Direction - Without including the pictures, copy out every line below.

Information provided -
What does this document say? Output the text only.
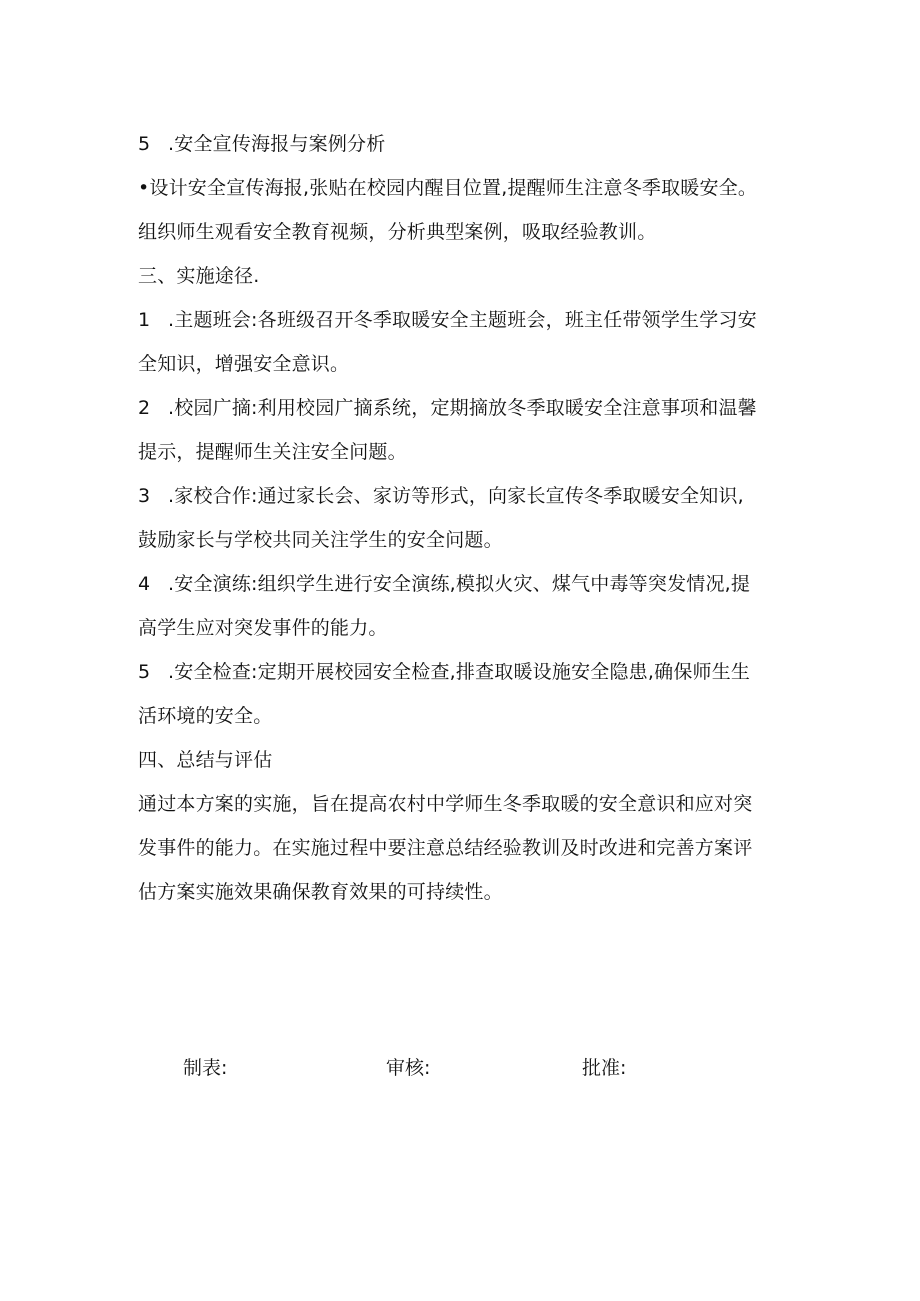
5 .安全宣传海报与案例分析
•设计安全宣传海报,张贴在校园内醒目位置,提醒师生注意冬季取暖安全。
组织师生观看安全教育视频，分析典型案例，吸取经验教训。
三、实施途径.
1 .主题班会:各班级召开冬季取暖安全主题班会，班主任带领学生学习安
全知识，增强安全意识。
2 .校园广摘:利用校园广摘系统，定期摘放冬季取暖安全注意事项和温馨
提示，提醒师生关注安全问题。
3 .家校合作:通过家长会、家访等形式，向家长宣传冬季取暖安全知识,
鼓励家长与学校共同关注学生的安全问题。
4 .安全演练:组织学生进行安全演练,模拟火灾、煤气中毒等突发情况,提
高学生应对突发事件的能力。
5 .安全检查:定期开展校园安全检查,排查取暖设施安全隐患,确保师生生
活环境的安全。
四、总结与评估
通过本方案的实施，旨在提高农村中学师生冬季取暖的安全意识和应对突
发事件的能力。在实施过程中要注意总结经验教训及时改进和完善方案评
估方案实施效果确保教育效果的可持续性。
制表:	审核:	批准:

Correct result -
What does this document say? Output the text only.
5 .安全宣传海报与案例分析
•设计安全宣传海报,张贴在校园内醒目位置,提醒师生注意冬季取暖安全。
组织师生观看安全教育视频，分析典型案例，吸取经验教训。
三、实施途径.
1 .主题班会:各班级召开冬季取暖安全主题班会，班主任带领学生学习安
全知识，增强安全意识。
2 .校园广摘:利用校园广摘系统，定期摘放冬季取暖安全注意事项和温馨
提示，提醒师生关注安全问题。
3 .家校合作:通过家长会、家访等形式，向家长宣传冬季取暖安全知识,
鼓励家长与学校共同关注学生的安全问题。
4 .安全演练:组织学生进行安全演练,模拟火灾、煤气中毒等突发情况,提
高学生应对突发事件的能力。
5 .安全检查:定期开展校园安全检查,排查取暖设施安全隐患,确保师生生
活环境的安全。
四、总结与评估
通过本方案的实施，旨在提高农村中学师生冬季取暖的安全意识和应对突
发事件的能力。在实施过程中要注意总结经验教训及时改进和完善方案评
估方案实施效果确保教育效果的可持续性。
制表:	审核:	批准:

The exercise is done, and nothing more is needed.